* Your objective: Copy all lines in which the word "Newton" can be found.

--- Begin Provided data ---

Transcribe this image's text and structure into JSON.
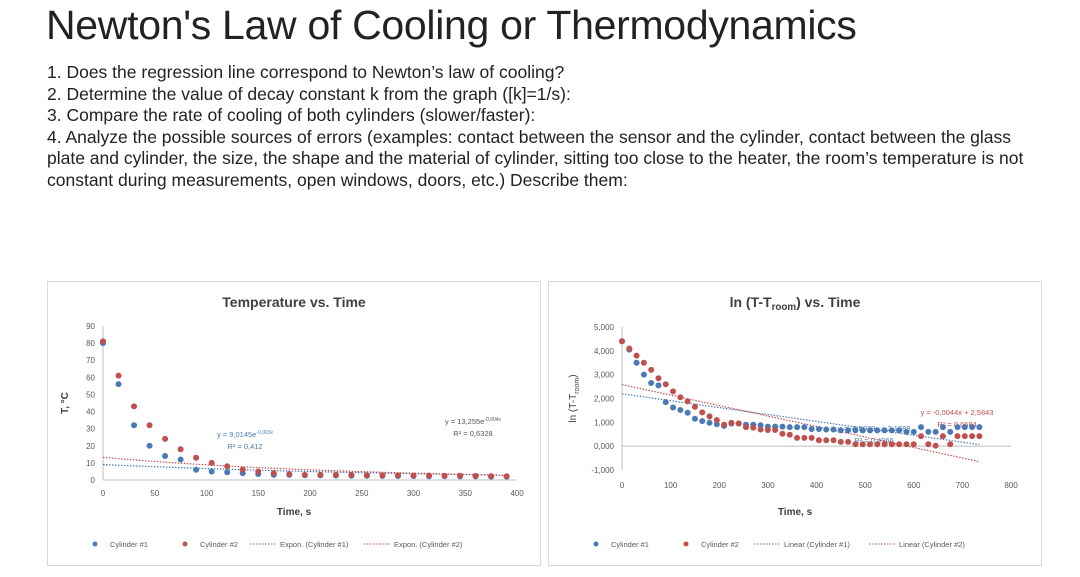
{
  "title": "Newton's Law of Cooling or Thermodynamics",
  "questions": [
    "1. Does the regression line correspond to Newton’s law of cooling?",
    "2. Determine the value of decay constant k from the graph ([k]=1/s):",
    "3. Compare the rate of cooling of both cylinders (slower/faster):",
    "4. Analyze the possible sources of errors (examples: contact between the sensor and the cylinder, contact between the glass plate and cylinder, the size, the shape and the material of cylinder, sitting too close to the heater, the room’s temperature is not constant during measurements, open windows, doors, etc.) Describe them:"
  ],
  "colors": {
    "cyl1": "#4a7ab5",
    "cyl2": "#c0504d"
  },
  "chart_data": [
    {
      "type": "scatter",
      "title": "Temperature vs. Time",
      "xlabel": "Time, s",
      "ylabel": "T, °C",
      "xlim": [
        0,
        400
      ],
      "ylim": [
        0,
        90
      ],
      "xticks": [
        "0",
        "50",
        "100",
        "150",
        "200",
        "250",
        "300",
        "350",
        "400"
      ],
      "yticks": [
        "0",
        "10",
        "20",
        "30",
        "40",
        "50",
        "60",
        "70",
        "80",
        "90"
      ],
      "x": [
        0,
        15,
        30,
        45,
        60,
        75,
        90,
        105,
        120,
        135,
        150,
        165,
        180,
        195,
        210,
        225,
        240,
        255,
        270,
        285,
        300,
        315,
        330,
        345,
        360,
        375,
        390
      ],
      "series": [
        {
          "name": "Cylinder #1",
          "values": [
            80,
            56,
            32,
            20,
            14,
            12,
            6,
            5,
            4.5,
            4,
            3.5,
            3,
            3,
            2.8,
            2.7,
            2.6,
            2.5,
            2.5,
            2.4,
            2.3,
            2.3,
            2.2,
            2.2,
            2.1,
            2.1,
            2,
            2
          ]
        },
        {
          "name": "Cylinder #2",
          "values": [
            81,
            61,
            43,
            32,
            24,
            18,
            13,
            10,
            8,
            6,
            5,
            4,
            3.5,
            3,
            3,
            3,
            3,
            2.8,
            2.8,
            2.7,
            2.6,
            2.6,
            2.5,
            2.5,
            2.4,
            2.3,
            2.2
          ]
        }
      ],
      "trendlines": [
        {
          "name": "Expon. (Cylinder #1)",
          "type": "exp",
          "a": 9.0145,
          "b": -0.003,
          "equation": "y = 9,0145e",
          "exponent": "-0,003x",
          "r2": "R² = 0,412"
        },
        {
          "name": "Expon. (Cylinder #2)",
          "type": "exp",
          "a": 13.255,
          "b": -0.004,
          "equation": "y = 13,255e",
          "exponent": "-0,004x",
          "r2": "R² = 0,6328"
        }
      ],
      "legend": [
        "Cylinder #1",
        "Cylinder #2",
        "Expon. (Cylinder #1)",
        "Expon. (Cylinder #2)"
      ],
      "legend_position": "bottom"
    },
    {
      "type": "scatter",
      "title": "ln (T-T",
      "title_sub": "room",
      "title_end": ") vs. Time",
      "xlabel": "Time, s",
      "ylabel": "ln (T-T",
      "ylabel_sub": "room",
      "ylabel_end": ")",
      "xlim": [
        0,
        800
      ],
      "ylim": [
        -1,
        5
      ],
      "xticks": [
        "0",
        "100",
        "200",
        "300",
        "400",
        "500",
        "600",
        "700",
        "800"
      ],
      "yticks": [
        "-1,000",
        "0,000",
        "1,000",
        "2,000",
        "3,000",
        "4,000",
        "5,000"
      ],
      "x": [
        0,
        15,
        30,
        45,
        60,
        75,
        90,
        105,
        120,
        135,
        150,
        165,
        180,
        195,
        210,
        225,
        240,
        255,
        270,
        285,
        300,
        315,
        330,
        345,
        360,
        375,
        390,
        405,
        420,
        435,
        450,
        465,
        480,
        495,
        510,
        525,
        540,
        555,
        570,
        585,
        600,
        615,
        630,
        645,
        660,
        675,
        690,
        705,
        720,
        735
      ],
      "series": [
        {
          "name": "Cylinder #1",
          "values": [
            4.4,
            4.05,
            3.5,
            3.0,
            2.65,
            2.55,
            1.85,
            1.62,
            1.52,
            1.4,
            1.15,
            1.05,
            0.98,
            0.92,
            0.85,
            0.95,
            0.95,
            0.9,
            0.9,
            0.88,
            0.82,
            0.82,
            0.82,
            0.8,
            0.8,
            0.8,
            0.72,
            0.72,
            0.7,
            0.7,
            0.66,
            0.66,
            0.66,
            0.66,
            0.66,
            0.66,
            0.66,
            0.66,
            0.66,
            0.6,
            0.6,
            0.8,
            0.6,
            0.6,
            0.8,
            0.6,
            0.8,
            0.8,
            0.8,
            0.8
          ]
        },
        {
          "name": "Cylinder #2",
          "values": [
            4.4,
            4.1,
            3.8,
            3.5,
            3.2,
            2.85,
            2.6,
            2.3,
            2.05,
            1.88,
            1.65,
            1.42,
            1.25,
            1.1,
            0.9,
            0.98,
            0.95,
            0.8,
            0.78,
            0.7,
            0.68,
            0.68,
            0.52,
            0.48,
            0.35,
            0.35,
            0.35,
            0.25,
            0.25,
            0.25,
            0.18,
            0.18,
            0.08,
            0.08,
            0.08,
            0.08,
            0.08,
            0.08,
            0.08,
            0.08,
            0.08,
            0.42,
            0.08,
            0.02,
            0.42,
            0.08,
            0.42,
            0.42,
            0.42,
            0.42
          ]
        }
      ],
      "trendlines": [
        {
          "name": "Linear (Cylinder #1)",
          "type": "linear",
          "a": 2.1988,
          "b": -0.0029,
          "equation": "y = -0,0029x + 2,1988",
          "r2": "R² = 0,4966"
        },
        {
          "name": "Linear (Cylinder #2)",
          "type": "linear",
          "a": 2.5843,
          "b": -0.0044,
          "equation": "y = -0,0044x + 2,5843",
          "r2": "R² = 0,6684"
        }
      ],
      "legend": [
        "Cylinder #1",
        "Cylinder #2",
        "Linear (Cylinder #1)",
        "Linear (Cylinder #2)"
      ],
      "legend_position": "bottom"
    }
  ]
}
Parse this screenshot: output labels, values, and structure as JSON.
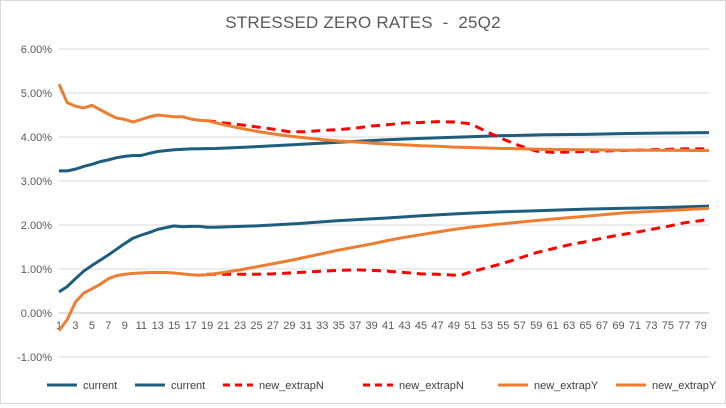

--- End Provided data ---

* Solution to the exercise:
  "title": "Newton's Law of Cooling or Thermodynamics",
    "1. Does the regression line correspond to Newton’s law of cooling?",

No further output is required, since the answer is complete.